• **TO DO**
Produce a verbatim copy of the entries listed below.

= = = =

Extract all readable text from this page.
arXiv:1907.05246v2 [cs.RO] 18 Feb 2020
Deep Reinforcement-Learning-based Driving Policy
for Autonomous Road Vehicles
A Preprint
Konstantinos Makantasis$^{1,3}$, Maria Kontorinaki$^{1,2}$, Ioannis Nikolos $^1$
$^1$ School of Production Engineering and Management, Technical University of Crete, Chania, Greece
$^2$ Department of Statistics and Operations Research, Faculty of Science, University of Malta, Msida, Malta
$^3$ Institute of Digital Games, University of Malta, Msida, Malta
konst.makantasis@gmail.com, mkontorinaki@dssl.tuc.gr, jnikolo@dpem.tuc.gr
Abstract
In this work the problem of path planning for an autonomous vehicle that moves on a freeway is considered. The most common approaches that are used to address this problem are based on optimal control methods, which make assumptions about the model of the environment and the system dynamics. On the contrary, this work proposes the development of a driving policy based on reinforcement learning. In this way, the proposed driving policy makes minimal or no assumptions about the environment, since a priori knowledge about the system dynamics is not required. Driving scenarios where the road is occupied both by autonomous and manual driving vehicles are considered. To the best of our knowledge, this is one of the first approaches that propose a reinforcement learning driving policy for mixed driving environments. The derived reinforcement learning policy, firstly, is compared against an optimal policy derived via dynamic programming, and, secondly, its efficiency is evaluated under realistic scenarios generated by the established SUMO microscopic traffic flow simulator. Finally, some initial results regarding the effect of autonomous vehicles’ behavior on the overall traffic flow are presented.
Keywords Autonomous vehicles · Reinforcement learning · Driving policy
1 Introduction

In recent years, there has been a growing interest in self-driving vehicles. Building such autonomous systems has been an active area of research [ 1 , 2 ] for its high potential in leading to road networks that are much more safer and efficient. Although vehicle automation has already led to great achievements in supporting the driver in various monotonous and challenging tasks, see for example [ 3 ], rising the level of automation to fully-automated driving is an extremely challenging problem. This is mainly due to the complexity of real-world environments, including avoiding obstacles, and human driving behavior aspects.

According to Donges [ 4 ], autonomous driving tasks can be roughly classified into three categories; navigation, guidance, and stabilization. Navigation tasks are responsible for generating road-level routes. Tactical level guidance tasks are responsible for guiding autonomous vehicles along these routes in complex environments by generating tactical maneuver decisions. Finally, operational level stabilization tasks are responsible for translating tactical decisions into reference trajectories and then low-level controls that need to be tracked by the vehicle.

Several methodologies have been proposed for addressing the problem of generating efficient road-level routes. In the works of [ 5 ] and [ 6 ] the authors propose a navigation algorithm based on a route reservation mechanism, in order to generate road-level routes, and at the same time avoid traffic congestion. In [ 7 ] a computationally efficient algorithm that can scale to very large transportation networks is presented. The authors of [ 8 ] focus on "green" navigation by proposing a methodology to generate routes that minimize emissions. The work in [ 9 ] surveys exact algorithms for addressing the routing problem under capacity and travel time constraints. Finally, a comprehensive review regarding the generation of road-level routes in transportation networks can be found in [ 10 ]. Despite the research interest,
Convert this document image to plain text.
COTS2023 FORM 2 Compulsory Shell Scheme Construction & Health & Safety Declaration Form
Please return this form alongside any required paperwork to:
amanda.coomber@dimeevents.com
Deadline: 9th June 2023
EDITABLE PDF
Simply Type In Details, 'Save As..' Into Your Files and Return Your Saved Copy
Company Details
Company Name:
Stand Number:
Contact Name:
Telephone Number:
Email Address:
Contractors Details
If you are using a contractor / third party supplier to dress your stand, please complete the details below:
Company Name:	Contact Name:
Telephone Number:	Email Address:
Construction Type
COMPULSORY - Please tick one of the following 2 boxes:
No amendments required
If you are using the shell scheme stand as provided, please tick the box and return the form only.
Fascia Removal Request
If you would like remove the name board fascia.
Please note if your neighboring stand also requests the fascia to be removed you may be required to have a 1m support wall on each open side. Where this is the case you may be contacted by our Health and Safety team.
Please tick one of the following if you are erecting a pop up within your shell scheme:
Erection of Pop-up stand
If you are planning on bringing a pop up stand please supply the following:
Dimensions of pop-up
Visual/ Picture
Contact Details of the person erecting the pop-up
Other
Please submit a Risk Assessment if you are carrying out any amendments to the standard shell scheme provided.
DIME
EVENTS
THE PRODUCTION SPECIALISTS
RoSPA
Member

= = = =

• **ANSWER FOR THIS EXERCISE**
Extract all readable text from this page.
arXiv:1907.05246v2 [cs.RO] 18 Feb 2020
Deep Reinforcement-Learning-based Driving Policy
for Autonomous Road Vehicles
A Preprint
Konstantinos Makantasis$^{1,3}$, Maria Kontorinaki$^{1,2}$, Ioannis Nikolos $^1$
$^1$ School of Production Engineering and Management, Technical University of Crete, Chania, Greece
$^2$ Department of Statistics and Operations Research, Faculty of Science, University of Malta, Msida, Malta
$^3$ Institute of Digital Games, University of Malta, Msida, Malta
konst.makantasis@gmail.com, mkontorinaki@dssl.tuc.gr, jnikolo@dpem.tuc.gr
Abstract
In this work the problem of path planning for an autonomous vehicle that moves on a freeway is considered. The most common approaches that are used to address this problem are based on optimal control methods, which make assumptions about the model of the environment and the system dynamics. On the contrary, this work proposes the development of a driving policy based on reinforcement learning. In this way, the proposed driving policy makes minimal or no assumptions about the environment, since a priori knowledge about the system dynamics is not required. Driving scenarios where the road is occupied both by autonomous and manual driving vehicles are considered. To the best of our knowledge, this is one of the first approaches that propose a reinforcement learning driving policy for mixed driving environments. The derived reinforcement learning policy, firstly, is compared against an optimal policy derived via dynamic programming, and, secondly, its efficiency is evaluated under realistic scenarios generated by the established SUMO microscopic traffic flow simulator. Finally, some initial results regarding the effect of autonomous vehicles’ behavior on the overall traffic flow are presented.
Keywords Autonomous vehicles · Reinforcement learning · Driving policy
1 Introduction

In recent years, there has been a growing interest in self-driving vehicles. Building such autonomous systems has been an active area of research [ 1 , 2 ] for its high potential in leading to road networks that are much more safer and efficient. Although vehicle automation has already led to great achievements in supporting the driver in various monotonous and challenging tasks, see for example [ 3 ], rising the level of automation to fully-automated driving is an extremely challenging problem. This is mainly due to the complexity of real-world environments, including avoiding obstacles, and human driving behavior aspects.

According to Donges [ 4 ], autonomous driving tasks can be roughly classified into three categories; navigation, guidance, and stabilization. Navigation tasks are responsible for generating road-level routes. Tactical level guidance tasks are responsible for guiding autonomous vehicles along these routes in complex environments by generating tactical maneuver decisions. Finally, operational level stabilization tasks are responsible for translating tactical decisions into reference trajectories and then low-level controls that need to be tracked by the vehicle.

Several methodologies have been proposed for addressing the problem of generating efficient road-level routes. In the works of [ 5 ] and [ 6 ] the authors propose a navigation algorithm based on a route reservation mechanism, in order to generate road-level routes, and at the same time avoid traffic congestion. In [ 7 ] a computationally efficient algorithm that can scale to very large transportation networks is presented. The authors of [ 8 ] focus on "green" navigation by proposing a methodology to generate routes that minimize emissions. The work in [ 9 ] surveys exact algorithms for addressing the routing problem under capacity and travel time constraints. Finally, a comprehensive review regarding the generation of road-level routes in transportation networks can be found in [ 10 ]. Despite the research interest,
Convert this document image to plain text.
COTS2023 FORM 2 Compulsory Shell Scheme Construction & Health & Safety Declaration Form
Please return this form alongside any required paperwork to:
amanda.coomber@dimeevents.com
Deadline: 9th June 2023
EDITABLE PDF
Simply Type In Details, 'Save As..' Into Your Files and Return Your Saved Copy
Company Details
Company Name:
Stand Number:
Contact Name:
Telephone Number:
Email Address:
Contractors Details
If you are using a contractor / third party supplier to dress your stand, please complete the details below:
Company Name:	Contact Name:
Telephone Number:	Email Address:
Construction Type
COMPULSORY - Please tick one of the following 2 boxes:
No amendments required
If you are using the shell scheme stand as provided, please tick the box and return the form only.
Fascia Removal Request
If you would like remove the name board fascia.
Please note if your neighboring stand also requests the fascia to be removed you may be required to have a 1m support wall on each open side. Where this is the case you may be contacted by our Health and Safety team.
Please tick one of the following if you are erecting a pop up within your shell scheme:
Erection of Pop-up stand
If you are planning on bringing a pop up stand please supply the following:
Dimensions of pop-up
Visual/ Picture
Contact Details of the person erecting the pop-up
Other
Please submit a Risk Assessment if you are carrying out any amendments to the standard shell scheme provided.
DIME
EVENTS
THE PRODUCTION SPECIALISTS
RoSPA
Member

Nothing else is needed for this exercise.